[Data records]
★ ★ ★ ★ ★ ★ ★
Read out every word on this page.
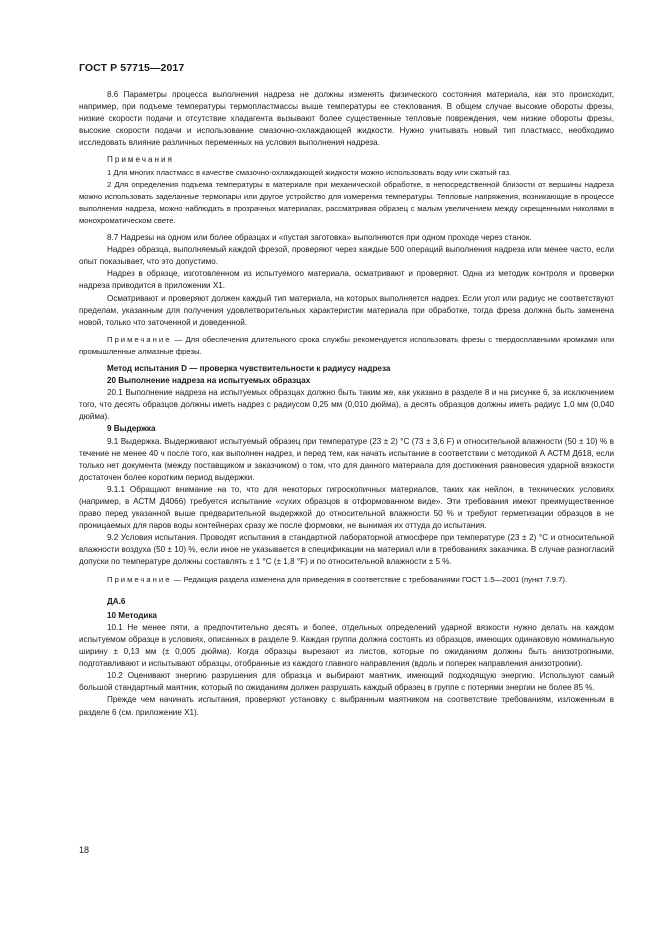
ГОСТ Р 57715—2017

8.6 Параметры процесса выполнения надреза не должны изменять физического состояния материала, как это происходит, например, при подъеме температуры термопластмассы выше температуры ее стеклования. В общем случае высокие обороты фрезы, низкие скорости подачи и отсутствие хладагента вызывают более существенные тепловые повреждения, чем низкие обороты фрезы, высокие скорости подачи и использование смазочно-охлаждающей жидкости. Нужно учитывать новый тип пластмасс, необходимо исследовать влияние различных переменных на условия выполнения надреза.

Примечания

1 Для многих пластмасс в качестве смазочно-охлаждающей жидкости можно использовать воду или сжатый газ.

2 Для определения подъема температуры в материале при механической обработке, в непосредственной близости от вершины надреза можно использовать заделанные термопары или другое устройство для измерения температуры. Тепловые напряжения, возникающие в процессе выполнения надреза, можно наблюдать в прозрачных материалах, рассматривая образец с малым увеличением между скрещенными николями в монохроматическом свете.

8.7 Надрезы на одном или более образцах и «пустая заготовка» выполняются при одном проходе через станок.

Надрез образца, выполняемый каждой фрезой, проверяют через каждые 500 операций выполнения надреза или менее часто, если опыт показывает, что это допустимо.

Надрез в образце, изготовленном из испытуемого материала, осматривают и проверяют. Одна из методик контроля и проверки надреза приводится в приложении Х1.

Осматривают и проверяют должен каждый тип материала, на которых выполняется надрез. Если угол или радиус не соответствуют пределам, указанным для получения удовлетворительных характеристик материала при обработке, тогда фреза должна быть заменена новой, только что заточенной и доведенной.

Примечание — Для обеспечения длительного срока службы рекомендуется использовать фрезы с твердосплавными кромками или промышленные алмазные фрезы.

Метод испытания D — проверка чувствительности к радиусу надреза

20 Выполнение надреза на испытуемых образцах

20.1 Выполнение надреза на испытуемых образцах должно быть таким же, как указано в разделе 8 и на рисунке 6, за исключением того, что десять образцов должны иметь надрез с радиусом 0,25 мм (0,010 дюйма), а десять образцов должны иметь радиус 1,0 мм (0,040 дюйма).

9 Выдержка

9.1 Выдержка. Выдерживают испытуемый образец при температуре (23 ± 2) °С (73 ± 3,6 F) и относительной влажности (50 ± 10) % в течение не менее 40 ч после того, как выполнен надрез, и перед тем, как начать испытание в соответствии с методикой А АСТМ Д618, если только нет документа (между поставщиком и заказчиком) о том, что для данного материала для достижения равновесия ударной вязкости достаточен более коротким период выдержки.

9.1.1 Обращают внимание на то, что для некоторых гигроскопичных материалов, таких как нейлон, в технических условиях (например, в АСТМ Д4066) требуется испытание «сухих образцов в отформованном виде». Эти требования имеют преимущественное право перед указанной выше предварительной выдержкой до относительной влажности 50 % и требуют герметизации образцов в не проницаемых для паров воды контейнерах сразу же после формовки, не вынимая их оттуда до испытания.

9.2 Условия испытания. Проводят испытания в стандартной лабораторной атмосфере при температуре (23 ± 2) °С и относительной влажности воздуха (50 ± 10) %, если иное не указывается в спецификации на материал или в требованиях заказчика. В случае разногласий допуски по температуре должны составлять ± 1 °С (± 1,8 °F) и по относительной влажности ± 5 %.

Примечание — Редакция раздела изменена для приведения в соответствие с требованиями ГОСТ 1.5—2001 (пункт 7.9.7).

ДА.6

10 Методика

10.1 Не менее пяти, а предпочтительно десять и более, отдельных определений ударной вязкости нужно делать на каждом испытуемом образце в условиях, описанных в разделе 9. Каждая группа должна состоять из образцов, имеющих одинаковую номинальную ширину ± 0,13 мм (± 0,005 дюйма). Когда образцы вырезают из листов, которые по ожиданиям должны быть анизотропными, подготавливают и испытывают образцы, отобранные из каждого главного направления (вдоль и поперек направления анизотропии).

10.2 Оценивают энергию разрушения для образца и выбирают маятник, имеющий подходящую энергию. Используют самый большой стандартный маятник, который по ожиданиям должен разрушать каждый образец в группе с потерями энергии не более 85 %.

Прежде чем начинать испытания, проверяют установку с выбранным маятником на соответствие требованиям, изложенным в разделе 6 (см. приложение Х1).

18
★ ★ ★ ★ ★ ★ ★
All records above are to be printed exactly, minus the pictures they contain.

Read out every word on this page.
ГОСТ Р 57715—2017

8.6 Параметры процесса выполнения надреза не должны изменять физического состояния материала, как это происходит, например, при подъеме температуры термопластмассы выше температуры ее стеклования. В общем случае высокие обороты фрезы, низкие скорости подачи и отсутствие хладагента вызывают более существенные тепловые повреждения, чем низкие обороты фрезы, высокие скорости подачи и использование смазочно-охлаждающей жидкости. Нужно учитывать новый тип пластмасс, необходимо исследовать влияние различных переменных на условия выполнения надреза.

Примечания

1 Для многих пластмасс в качестве смазочно-охлаждающей жидкости можно использовать воду или сжатый газ.

2 Для определения подъема температуры в материале при механической обработке, в непосредственной близости от вершины надреза можно использовать заделанные термопары или другое устройство для измерения температуры. Тепловые напряжения, возникающие в процессе выполнения надреза, можно наблюдать в прозрачных материалах, рассматривая образец с малым увеличением между скрещенными николями в монохроматическом свете.

8.7 Надрезы на одном или более образцах и «пустая заготовка» выполняются при одном проходе через станок.

Надрез образца, выполняемый каждой фрезой, проверяют через каждые 500 операций выполнения надреза или менее часто, если опыт показывает, что это допустимо.

Надрез в образце, изготовленном из испытуемого материала, осматривают и проверяют. Одна из методик контроля и проверки надреза приводится в приложении Х1.

Осматривают и проверяют должен каждый тип материала, на которых выполняется надрез. Если угол или радиус не соответствуют пределам, указанным для получения удовлетворительных характеристик материала при обработке, тогда фреза должна быть заменена новой, только что заточенной и доведенной.

Примечание — Для обеспечения длительного срока службы рекомендуется использовать фрезы с твердосплавными кромками или промышленные алмазные фрезы.

Метод испытания D — проверка чувствительности к радиусу надреза

20 Выполнение надреза на испытуемых образцах

20.1 Выполнение надреза на испытуемых образцах должно быть таким же, как указано в разделе 8 и на рисунке 6, за исключением того, что десять образцов должны иметь надрез с радиусом 0,25 мм (0,010 дюйма), а десять образцов должны иметь радиус 1,0 мм (0,040 дюйма).

9 Выдержка

9.1 Выдержка. Выдерживают испытуемый образец при температуре (23 ± 2) °С (73 ± 3,6 F) и относительной влажности (50 ± 10) % в течение не менее 40 ч после того, как выполнен надрез, и перед тем, как начать испытание в соответствии с методикой А АСТМ Д618, если только нет документа (между поставщиком и заказчиком) о том, что для данного материала для достижения равновесия ударной вязкости достаточен более коротким период выдержки.

9.1.1 Обращают внимание на то, что для некоторых гигроскопичных материалов, таких как нейлон, в технических условиях (например, в АСТМ Д4066) требуется испытание «сухих образцов в отформованном виде». Эти требования имеют преимущественное право перед указанной выше предварительной выдержкой до относительной влажности 50 % и требуют герметизации образцов в не проницаемых для паров воды контейнерах сразу же после формовки, не вынимая их оттуда до испытания.

9.2 Условия испытания. Проводят испытания в стандартной лабораторной атмосфере при температуре (23 ± 2) °С и относительной влажности воздуха (50 ± 10) %, если иное не указывается в спецификации на материал или в требованиях заказчика. В случае разногласий допуски по температуре должны составлять ± 1 °С (± 1,8 °F) и по относительной влажности ± 5 %.

Примечание — Редакция раздела изменена для приведения в соответствие с требованиями ГОСТ 1.5—2001 (пункт 7.9.7).

ДА.6

10 Методика

10.1 Не менее пяти, а предпочтительно десять и более, отдельных определений ударной вязкости нужно делать на каждом испытуемом образце в условиях, описанных в разделе 9. Каждая группа должна состоять из образцов, имеющих одинаковую номинальную ширину ± 0,13 мм (± 0,005 дюйма). Когда образцы вырезают из листов, которые по ожиданиям должны быть анизотропными, подготавливают и испытывают образцы, отобранные из каждого главного направления (вдоль и поперек направления анизотропии).

10.2 Оценивают энергию разрушения для образца и выбирают маятник, имеющий подходящую энергию. Используют самый большой стандартный маятник, который по ожиданиям должен разрушать каждый образец в группе с потерями энергии не более 85 %.

Прежде чем начинать испытания, проверяют установку с выбранным маятником на соответствие требованиям, изложенным в разделе 6 (см. приложение Х1).

18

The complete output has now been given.